+++ Data shown

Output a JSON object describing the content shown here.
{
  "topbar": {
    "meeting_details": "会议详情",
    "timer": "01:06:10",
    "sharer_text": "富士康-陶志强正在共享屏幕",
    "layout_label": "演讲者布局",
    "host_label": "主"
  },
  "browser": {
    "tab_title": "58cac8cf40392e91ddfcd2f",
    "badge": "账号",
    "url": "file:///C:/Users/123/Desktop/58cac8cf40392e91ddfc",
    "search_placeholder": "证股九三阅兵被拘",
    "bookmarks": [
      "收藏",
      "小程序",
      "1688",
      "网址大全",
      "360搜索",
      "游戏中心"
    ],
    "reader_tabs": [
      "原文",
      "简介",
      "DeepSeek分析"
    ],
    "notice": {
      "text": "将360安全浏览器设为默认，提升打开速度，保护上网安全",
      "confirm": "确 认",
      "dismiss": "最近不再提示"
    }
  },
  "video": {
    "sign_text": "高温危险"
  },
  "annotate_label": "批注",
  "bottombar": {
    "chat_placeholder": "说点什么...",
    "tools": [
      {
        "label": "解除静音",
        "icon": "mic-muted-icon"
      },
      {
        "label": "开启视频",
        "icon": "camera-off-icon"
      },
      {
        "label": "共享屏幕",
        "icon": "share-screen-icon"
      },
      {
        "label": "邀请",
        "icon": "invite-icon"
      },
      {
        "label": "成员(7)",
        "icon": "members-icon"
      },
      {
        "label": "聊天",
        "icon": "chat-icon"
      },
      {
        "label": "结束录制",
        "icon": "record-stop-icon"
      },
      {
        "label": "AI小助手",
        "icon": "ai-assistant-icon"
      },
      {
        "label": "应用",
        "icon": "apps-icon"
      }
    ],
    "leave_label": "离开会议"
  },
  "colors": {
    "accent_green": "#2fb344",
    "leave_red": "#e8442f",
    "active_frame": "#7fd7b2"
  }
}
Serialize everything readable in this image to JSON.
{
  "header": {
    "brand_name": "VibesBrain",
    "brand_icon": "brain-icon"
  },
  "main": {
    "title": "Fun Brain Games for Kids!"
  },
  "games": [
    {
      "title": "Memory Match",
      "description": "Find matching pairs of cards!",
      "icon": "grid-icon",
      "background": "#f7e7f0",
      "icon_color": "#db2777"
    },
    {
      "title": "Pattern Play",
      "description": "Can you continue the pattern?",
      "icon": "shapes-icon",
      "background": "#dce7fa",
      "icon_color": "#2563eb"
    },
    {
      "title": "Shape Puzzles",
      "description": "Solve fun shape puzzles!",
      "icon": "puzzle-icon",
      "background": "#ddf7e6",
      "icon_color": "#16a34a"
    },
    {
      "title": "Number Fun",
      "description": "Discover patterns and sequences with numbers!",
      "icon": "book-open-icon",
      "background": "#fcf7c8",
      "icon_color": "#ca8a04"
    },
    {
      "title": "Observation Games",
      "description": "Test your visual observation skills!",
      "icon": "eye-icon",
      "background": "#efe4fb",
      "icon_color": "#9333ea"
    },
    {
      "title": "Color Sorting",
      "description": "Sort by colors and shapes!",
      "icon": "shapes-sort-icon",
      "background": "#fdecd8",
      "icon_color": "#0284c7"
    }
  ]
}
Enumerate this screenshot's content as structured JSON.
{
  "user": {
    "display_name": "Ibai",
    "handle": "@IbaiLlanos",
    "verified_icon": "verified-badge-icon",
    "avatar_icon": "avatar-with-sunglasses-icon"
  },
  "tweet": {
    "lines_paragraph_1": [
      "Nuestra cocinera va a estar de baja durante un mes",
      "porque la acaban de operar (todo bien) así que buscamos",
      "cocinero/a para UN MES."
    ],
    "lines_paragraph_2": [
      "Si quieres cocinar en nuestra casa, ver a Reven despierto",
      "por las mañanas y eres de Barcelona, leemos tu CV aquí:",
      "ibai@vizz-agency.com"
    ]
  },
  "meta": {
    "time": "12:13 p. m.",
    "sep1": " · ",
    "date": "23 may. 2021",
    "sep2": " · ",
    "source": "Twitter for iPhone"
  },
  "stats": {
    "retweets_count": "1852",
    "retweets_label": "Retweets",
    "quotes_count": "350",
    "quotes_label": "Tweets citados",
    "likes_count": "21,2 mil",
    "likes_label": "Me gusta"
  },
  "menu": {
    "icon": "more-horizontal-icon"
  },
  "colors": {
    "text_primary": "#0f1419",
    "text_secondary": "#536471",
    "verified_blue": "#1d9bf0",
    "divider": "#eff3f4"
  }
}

++++++

Task →
Scan the material and collect every line that contains "with".

Task response →
      "description": "Discover patterns and sequences with numbers!",
    "avatar_icon": "avatar-with-sunglasses-icon"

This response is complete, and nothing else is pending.